◆ Aim: Copy out the entries in full and with complete accuracy; pictures are excluded.

◆ Saved entries:
⁂
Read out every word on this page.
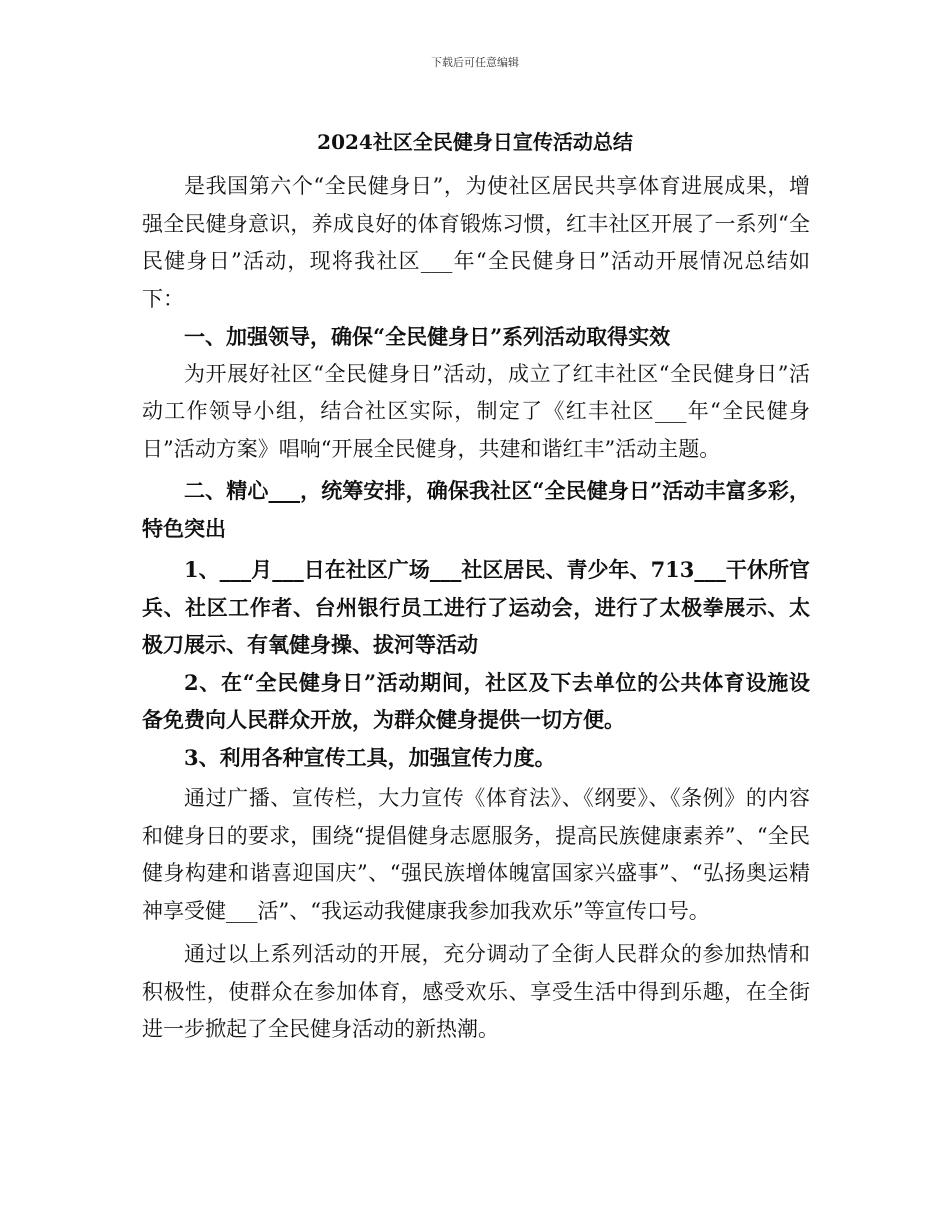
下载后可任意编辑
2024社区全民健身日宣传活动总结

是我国第六个“全民健身日”，为使社区居民共享体育进展成果，增强全民健身意识，养成良好的体育锻炼习惯，红丰社区开展了一系列“全民健身日”活动，现将我社区___年“全民健身日”活动开展情况总结如下：

一、加强领导，确保“全民健身日”系列活动取得实效

为开展好社区“全民健身日”活动，成立了红丰社区“全民健身日”活动工作领导小组，结合社区实际，制定了《红丰社区___年“全民健身日”活动方案》唱响“开展全民健身，共建和谐红丰”活动主题。

二、精心___，统筹安排，确保我社区“全民健身日”活动丰富多彩，特色突出

1、___月___日在社区广场___社区居民、青少年、713___干休所官兵、社区工作者、台州银行员工进行了运动会，进行了太极拳展示、太极刀展示、有氧健身操、拔河等活动

2、在“全民健身日”活动期间，社区及下去单位的公共体育设施设备免费向人民群众开放，为群众健身提供一切方便。

3、利用各种宣传工具，加强宣传力度。

通过广播、宣传栏，大力宣传《体育法》、《纲要》、《条例》的内容和健身日的要求，围绕“提倡健身志愿服务，提高民族健康素养”、“全民健身构建和谐喜迎国庆”、“强民族增体魄富国家兴盛事”、“弘扬奥运精神享受健___活”、“我运动我健康我参加我欢乐”等宣传口号。

通过以上系列活动的开展，充分调动了全街人民群众的参加热情和积极性，使群众在参加体育，感受欢乐、享受生活中得到乐趣，在全街进一步掀起了全民健身活动的新热潮。
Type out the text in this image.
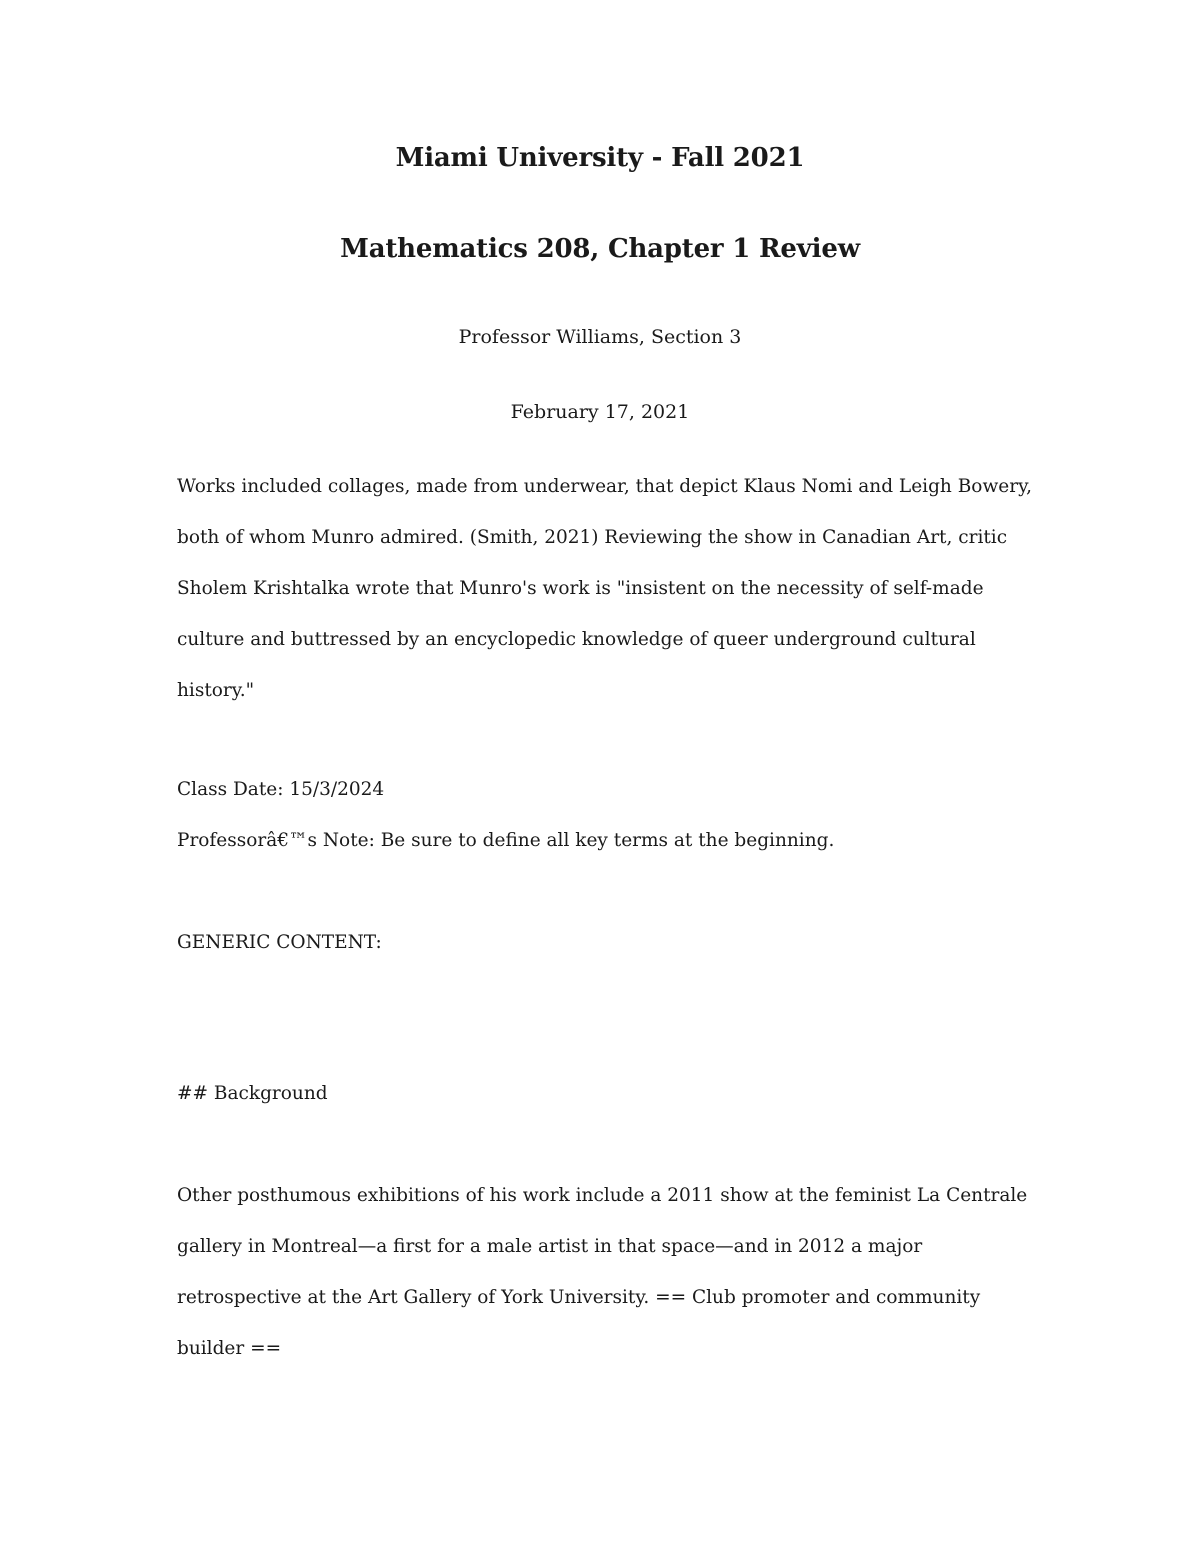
Miami University - Fall 2021
Mathematics 208, Chapter 1 Review
Professor Williams, Section 3
February 17, 2021
Works included collages, made from underwear, that depict Klaus Nomi and Leigh Bowery,
both of whom Munro admired. (Smith, 2021) Reviewing the show in Canadian Art, critic
Sholem Krishtalka wrote that Munro's work is "insistent on the necessity of self-made
culture and buttressed by an encyclopedic knowledge of queer underground cultural
history."
Class Date: 15/3/2024
Professorâ€™s Note: Be sure to define all key terms at the beginning.
GENERIC CONTENT:
## Background
Other posthumous exhibitions of his work include a 2011 show at the feminist La Centrale
gallery in Montreal—a first for a male artist in that space—and in 2012 a major
retrospective at the Art Gallery of York University. == Club promoter and community
builder ==
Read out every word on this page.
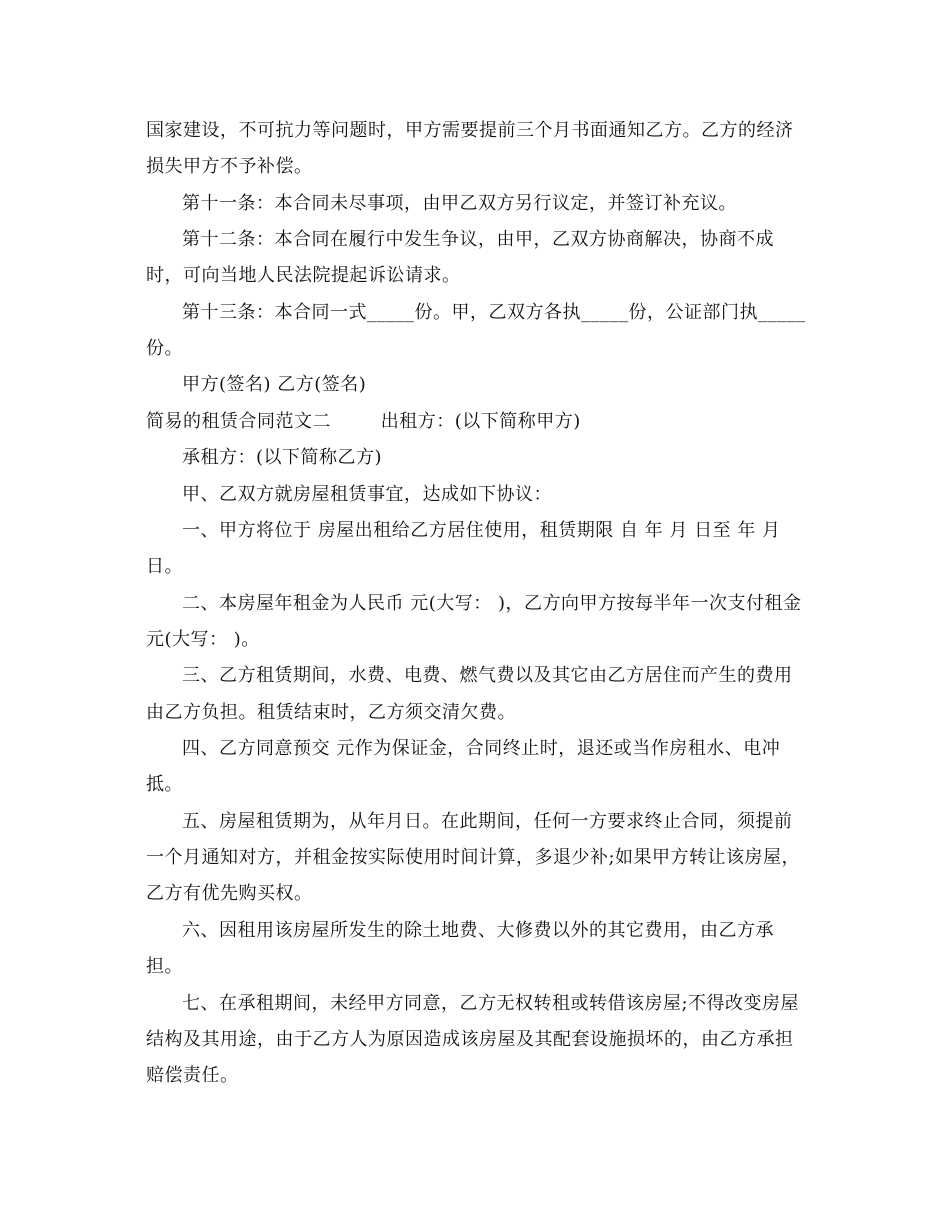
国家建设，不可抗力等问题时，甲方需要提前三个月书面通知乙方。乙方的经济
损失甲方不予补偿。
第十一条：本合同未尽事项，由甲乙双方另行议定，并签订补充议。
第十二条：本合同在履行中发生争议，由甲，乙双方协商解决，协商不成
时，可向当地人民法院提起诉讼请求。
第十三条：本合同一式_____份。甲，乙双方各执_____份，公证部门执_____
份。
甲方(签名) 乙方(签名)
简易的租赁合同范文二        出租方：(以下简称甲方)
承租方：(以下简称乙方)
甲、乙双方就房屋租赁事宜，达成如下协议：
一、甲方将位于 房屋出租给乙方居住使用，租赁期限 自 年 月 日至 年 月
日。
二、本房屋年租金为人民币 元(大写： )，乙方向甲方按每半年一次支付租金
元(大写： )。
三、乙方租赁期间，水费、电费、燃气费以及其它由乙方居住而产生的费用
由乙方负担。租赁结束时，乙方须交清欠费。
四、乙方同意预交 元作为保证金，合同终止时，退还或当作房租水、电冲
抵。
五、房屋租赁期为，从年月日。在此期间，任何一方要求终止合同，须提前
一个月通知对方，并租金按实际使用时间计算，多退少补;如果甲方转让该房屋，
乙方有优先购买权。
六、因租用该房屋所发生的除土地费、大修费以外的其它费用，由乙方承
担。
七、在承租期间，未经甲方同意，乙方无权转租或转借该房屋;不得改变房屋
结构及其用途，由于乙方人为原因造成该房屋及其配套设施损坏的，由乙方承担
赔偿责任。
⁂
◆ Answer in full:
Read out every word on this page.
下载后可任意编辑
2024社区全民健身日宣传活动总结

是我国第六个“全民健身日”，为使社区居民共享体育进展成果，增强全民健身意识，养成良好的体育锻炼习惯，红丰社区开展了一系列“全民健身日”活动，现将我社区___年“全民健身日”活动开展情况总结如下：

一、加强领导，确保“全民健身日”系列活动取得实效

为开展好社区“全民健身日”活动，成立了红丰社区“全民健身日”活动工作领导小组，结合社区实际，制定了《红丰社区___年“全民健身日”活动方案》唱响“开展全民健身，共建和谐红丰”活动主题。

二、精心___，统筹安排，确保我社区“全民健身日”活动丰富多彩，特色突出

1、___月___日在社区广场___社区居民、青少年、713___干休所官兵、社区工作者、台州银行员工进行了运动会，进行了太极拳展示、太极刀展示、有氧健身操、拔河等活动

2、在“全民健身日”活动期间，社区及下去单位的公共体育设施设备免费向人民群众开放，为群众健身提供一切方便。

3、利用各种宣传工具，加强宣传力度。

通过广播、宣传栏，大力宣传《体育法》、《纲要》、《条例》的内容和健身日的要求，围绕“提倡健身志愿服务，提高民族健康素养”、“全民健身构建和谐喜迎国庆”、“强民族增体魄富国家兴盛事”、“弘扬奥运精神享受健___活”、“我运动我健康我参加我欢乐”等宣传口号。

通过以上系列活动的开展，充分调动了全街人民群众的参加热情和积极性，使群众在参加体育，感受欢乐、享受生活中得到乐趣，在全街进一步掀起了全民健身活动的新热潮。
Type out the text in this image.
Miami University - Fall 2021
Mathematics 208, Chapter 1 Review
Professor Williams, Section 3
February 17, 2021
Works included collages, made from underwear, that depict Klaus Nomi and Leigh Bowery,
both of whom Munro admired. (Smith, 2021) Reviewing the show in Canadian Art, critic
Sholem Krishtalka wrote that Munro's work is "insistent on the necessity of self-made
culture and buttressed by an encyclopedic knowledge of queer underground cultural
history."
Class Date: 15/3/2024
Professorâ€™s Note: Be sure to define all key terms at the beginning.
GENERIC CONTENT:
## Background
Other posthumous exhibitions of his work include a 2011 show at the feminist La Centrale
gallery in Montreal—a first for a male artist in that space—and in 2012 a major
retrospective at the Art Gallery of York University. == Club promoter and community
builder ==
Read out every word on this page.
国家建设，不可抗力等问题时，甲方需要提前三个月书面通知乙方。乙方的经济
损失甲方不予补偿。
第十一条：本合同未尽事项，由甲乙双方另行议定，并签订补充议。
第十二条：本合同在履行中发生争议，由甲，乙双方协商解决，协商不成
时，可向当地人民法院提起诉讼请求。
第十三条：本合同一式_____份。甲，乙双方各执_____份，公证部门执_____
份。
甲方(签名) 乙方(签名)
简易的租赁合同范文二        出租方：(以下简称甲方)
承租方：(以下简称乙方)
甲、乙双方就房屋租赁事宜，达成如下协议：
一、甲方将位于 房屋出租给乙方居住使用，租赁期限 自 年 月 日至 年 月
日。
二、本房屋年租金为人民币 元(大写： )，乙方向甲方按每半年一次支付租金
元(大写： )。
三、乙方租赁期间，水费、电费、燃气费以及其它由乙方居住而产生的费用
由乙方负担。租赁结束时，乙方须交清欠费。
四、乙方同意预交 元作为保证金，合同终止时，退还或当作房租水、电冲
抵。
五、房屋租赁期为，从年月日。在此期间，任何一方要求终止合同，须提前
一个月通知对方，并租金按实际使用时间计算，多退少补;如果甲方转让该房屋，
乙方有优先购买权。
六、因租用该房屋所发生的除土地费、大修费以外的其它费用，由乙方承
担。
七、在承租期间，未经甲方同意，乙方无权转租或转借该房屋;不得改变房屋
结构及其用途，由于乙方人为原因造成该房屋及其配套设施损坏的，由乙方承担
赔偿责任。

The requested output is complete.